» What you have to do
Report each line of the data that includes the word "name".

» Record list
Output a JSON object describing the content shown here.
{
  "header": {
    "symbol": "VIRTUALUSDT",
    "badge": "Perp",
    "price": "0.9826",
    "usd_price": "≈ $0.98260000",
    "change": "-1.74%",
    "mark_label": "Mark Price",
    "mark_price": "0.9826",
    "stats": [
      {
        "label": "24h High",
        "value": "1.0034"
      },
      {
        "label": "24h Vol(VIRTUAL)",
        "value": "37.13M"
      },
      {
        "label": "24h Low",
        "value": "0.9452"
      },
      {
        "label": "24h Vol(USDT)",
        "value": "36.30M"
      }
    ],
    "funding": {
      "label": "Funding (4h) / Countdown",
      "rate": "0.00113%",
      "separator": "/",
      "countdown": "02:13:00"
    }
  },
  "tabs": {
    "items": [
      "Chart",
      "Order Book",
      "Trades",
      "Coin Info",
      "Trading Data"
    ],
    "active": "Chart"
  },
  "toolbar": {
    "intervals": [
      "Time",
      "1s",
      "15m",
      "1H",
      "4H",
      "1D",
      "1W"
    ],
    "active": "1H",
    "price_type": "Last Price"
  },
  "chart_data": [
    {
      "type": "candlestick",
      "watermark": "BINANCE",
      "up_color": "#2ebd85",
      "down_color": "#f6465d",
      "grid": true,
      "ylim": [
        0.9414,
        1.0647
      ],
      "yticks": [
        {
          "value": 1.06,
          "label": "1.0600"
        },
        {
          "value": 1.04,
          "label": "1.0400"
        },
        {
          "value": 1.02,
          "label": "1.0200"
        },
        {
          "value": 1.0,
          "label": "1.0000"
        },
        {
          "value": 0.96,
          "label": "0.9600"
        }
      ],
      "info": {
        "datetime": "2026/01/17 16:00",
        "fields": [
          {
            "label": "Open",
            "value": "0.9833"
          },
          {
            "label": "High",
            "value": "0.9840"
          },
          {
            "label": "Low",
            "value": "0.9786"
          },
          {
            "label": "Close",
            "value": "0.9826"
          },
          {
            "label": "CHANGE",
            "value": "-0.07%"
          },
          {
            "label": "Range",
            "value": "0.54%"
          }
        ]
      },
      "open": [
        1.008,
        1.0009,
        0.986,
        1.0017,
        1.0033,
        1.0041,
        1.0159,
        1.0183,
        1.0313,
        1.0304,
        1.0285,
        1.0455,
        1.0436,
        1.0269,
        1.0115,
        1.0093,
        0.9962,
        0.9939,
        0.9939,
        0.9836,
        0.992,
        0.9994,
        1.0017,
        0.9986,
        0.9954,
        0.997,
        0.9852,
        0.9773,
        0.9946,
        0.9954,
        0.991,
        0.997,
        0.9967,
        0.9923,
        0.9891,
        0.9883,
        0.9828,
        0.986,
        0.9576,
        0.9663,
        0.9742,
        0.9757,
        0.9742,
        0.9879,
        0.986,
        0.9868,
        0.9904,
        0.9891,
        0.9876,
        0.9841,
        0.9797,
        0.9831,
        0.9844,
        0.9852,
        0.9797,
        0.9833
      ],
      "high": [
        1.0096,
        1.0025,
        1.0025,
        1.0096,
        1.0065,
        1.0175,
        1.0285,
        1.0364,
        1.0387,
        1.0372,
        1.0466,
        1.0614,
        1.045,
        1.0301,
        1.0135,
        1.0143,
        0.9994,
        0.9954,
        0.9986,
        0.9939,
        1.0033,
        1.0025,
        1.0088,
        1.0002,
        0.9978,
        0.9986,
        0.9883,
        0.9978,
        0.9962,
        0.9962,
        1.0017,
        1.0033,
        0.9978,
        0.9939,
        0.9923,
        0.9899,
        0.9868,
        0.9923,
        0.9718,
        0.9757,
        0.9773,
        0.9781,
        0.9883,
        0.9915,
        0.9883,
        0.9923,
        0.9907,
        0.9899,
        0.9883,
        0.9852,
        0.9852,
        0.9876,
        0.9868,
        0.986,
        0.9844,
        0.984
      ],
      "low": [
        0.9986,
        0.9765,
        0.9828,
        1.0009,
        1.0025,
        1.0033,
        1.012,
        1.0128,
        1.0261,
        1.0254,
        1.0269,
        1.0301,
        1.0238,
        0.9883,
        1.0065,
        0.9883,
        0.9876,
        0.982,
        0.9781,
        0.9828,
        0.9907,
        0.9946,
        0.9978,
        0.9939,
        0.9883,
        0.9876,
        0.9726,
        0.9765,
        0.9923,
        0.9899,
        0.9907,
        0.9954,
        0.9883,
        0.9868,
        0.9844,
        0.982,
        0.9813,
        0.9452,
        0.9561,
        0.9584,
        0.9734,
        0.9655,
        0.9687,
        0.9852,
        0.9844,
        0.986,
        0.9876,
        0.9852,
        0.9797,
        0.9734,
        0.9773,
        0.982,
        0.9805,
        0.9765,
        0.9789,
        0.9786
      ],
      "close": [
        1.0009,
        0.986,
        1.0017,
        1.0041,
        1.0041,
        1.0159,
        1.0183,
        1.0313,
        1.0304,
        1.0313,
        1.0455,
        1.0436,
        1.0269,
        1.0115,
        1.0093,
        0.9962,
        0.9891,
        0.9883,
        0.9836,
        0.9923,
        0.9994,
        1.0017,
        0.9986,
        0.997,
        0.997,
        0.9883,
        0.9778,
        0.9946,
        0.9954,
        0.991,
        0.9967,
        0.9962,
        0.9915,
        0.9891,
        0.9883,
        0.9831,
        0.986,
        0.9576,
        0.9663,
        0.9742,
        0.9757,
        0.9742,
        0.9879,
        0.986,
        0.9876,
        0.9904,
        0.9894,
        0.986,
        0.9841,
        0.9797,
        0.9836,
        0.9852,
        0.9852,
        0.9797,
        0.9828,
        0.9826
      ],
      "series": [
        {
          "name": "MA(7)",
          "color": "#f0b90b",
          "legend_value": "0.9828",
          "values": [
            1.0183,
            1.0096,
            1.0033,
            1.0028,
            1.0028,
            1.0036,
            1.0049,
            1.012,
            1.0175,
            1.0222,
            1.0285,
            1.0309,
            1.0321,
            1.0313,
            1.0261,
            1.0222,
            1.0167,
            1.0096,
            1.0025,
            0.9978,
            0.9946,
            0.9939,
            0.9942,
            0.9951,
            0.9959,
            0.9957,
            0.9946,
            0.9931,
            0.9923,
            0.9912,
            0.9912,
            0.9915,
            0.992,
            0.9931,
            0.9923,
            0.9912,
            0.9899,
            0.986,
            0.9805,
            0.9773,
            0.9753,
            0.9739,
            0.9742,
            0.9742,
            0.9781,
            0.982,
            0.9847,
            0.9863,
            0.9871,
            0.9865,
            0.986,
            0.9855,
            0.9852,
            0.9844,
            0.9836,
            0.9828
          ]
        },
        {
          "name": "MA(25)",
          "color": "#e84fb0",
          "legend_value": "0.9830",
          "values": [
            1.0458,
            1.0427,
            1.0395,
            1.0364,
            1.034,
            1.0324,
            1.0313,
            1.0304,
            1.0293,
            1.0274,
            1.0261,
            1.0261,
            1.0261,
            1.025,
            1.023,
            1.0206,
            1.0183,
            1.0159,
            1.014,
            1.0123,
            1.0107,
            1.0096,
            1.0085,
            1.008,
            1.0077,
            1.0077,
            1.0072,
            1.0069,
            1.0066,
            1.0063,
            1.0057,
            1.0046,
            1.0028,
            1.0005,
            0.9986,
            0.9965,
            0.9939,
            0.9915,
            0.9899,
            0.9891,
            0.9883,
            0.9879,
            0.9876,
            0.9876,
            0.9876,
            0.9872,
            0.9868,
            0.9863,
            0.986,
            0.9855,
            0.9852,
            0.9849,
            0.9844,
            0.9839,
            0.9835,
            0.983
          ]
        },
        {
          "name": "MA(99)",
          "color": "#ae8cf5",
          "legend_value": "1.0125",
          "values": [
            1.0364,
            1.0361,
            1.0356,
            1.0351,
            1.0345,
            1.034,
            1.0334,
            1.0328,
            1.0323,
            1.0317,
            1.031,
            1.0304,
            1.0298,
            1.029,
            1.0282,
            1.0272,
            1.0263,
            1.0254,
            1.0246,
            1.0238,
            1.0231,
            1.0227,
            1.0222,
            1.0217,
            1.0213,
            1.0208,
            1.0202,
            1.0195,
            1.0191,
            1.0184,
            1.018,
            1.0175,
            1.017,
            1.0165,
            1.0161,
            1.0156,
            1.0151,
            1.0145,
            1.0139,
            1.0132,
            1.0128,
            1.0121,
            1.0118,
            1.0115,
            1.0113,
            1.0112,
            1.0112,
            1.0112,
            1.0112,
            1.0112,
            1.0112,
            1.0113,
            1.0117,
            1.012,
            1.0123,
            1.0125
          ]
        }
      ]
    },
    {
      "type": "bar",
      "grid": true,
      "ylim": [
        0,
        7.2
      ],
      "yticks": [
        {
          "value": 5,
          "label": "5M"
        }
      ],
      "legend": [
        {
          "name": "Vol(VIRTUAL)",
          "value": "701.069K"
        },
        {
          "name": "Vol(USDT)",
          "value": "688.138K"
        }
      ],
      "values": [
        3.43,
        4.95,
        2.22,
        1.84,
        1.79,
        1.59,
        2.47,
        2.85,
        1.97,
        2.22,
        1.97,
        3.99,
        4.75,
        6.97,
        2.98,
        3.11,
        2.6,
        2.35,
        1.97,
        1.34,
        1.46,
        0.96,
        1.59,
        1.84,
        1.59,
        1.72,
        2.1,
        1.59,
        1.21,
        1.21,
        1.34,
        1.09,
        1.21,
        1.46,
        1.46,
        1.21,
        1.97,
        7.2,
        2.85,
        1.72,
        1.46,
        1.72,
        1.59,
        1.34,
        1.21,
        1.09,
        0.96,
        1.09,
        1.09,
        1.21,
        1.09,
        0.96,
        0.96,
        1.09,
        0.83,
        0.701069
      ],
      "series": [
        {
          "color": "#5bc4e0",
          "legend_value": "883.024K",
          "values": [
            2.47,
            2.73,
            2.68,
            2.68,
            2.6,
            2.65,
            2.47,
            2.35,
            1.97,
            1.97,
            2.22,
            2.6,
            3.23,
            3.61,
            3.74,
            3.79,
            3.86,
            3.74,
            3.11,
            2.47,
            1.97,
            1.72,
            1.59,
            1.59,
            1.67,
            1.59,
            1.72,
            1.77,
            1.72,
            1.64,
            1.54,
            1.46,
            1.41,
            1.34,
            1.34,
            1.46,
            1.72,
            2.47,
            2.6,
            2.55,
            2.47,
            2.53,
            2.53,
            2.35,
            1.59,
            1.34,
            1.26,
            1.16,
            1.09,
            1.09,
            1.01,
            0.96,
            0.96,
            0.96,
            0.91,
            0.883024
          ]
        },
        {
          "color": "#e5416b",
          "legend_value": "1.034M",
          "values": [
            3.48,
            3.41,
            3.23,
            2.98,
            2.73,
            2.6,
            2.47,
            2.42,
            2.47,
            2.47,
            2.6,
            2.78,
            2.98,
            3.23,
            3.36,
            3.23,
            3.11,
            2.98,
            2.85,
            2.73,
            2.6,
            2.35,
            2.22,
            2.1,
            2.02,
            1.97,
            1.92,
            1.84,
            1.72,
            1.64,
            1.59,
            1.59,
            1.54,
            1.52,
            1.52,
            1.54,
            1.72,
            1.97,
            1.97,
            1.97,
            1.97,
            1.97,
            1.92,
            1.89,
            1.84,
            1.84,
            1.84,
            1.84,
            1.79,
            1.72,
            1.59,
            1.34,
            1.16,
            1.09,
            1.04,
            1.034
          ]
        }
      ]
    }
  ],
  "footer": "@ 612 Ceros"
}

» Correct result
          "name": "MA(7)",
          "name": "MA(25)",
          "name": "MA(99)",
          "name": "Vol(VIRTUAL)",
          "name": "Vol(USDT)",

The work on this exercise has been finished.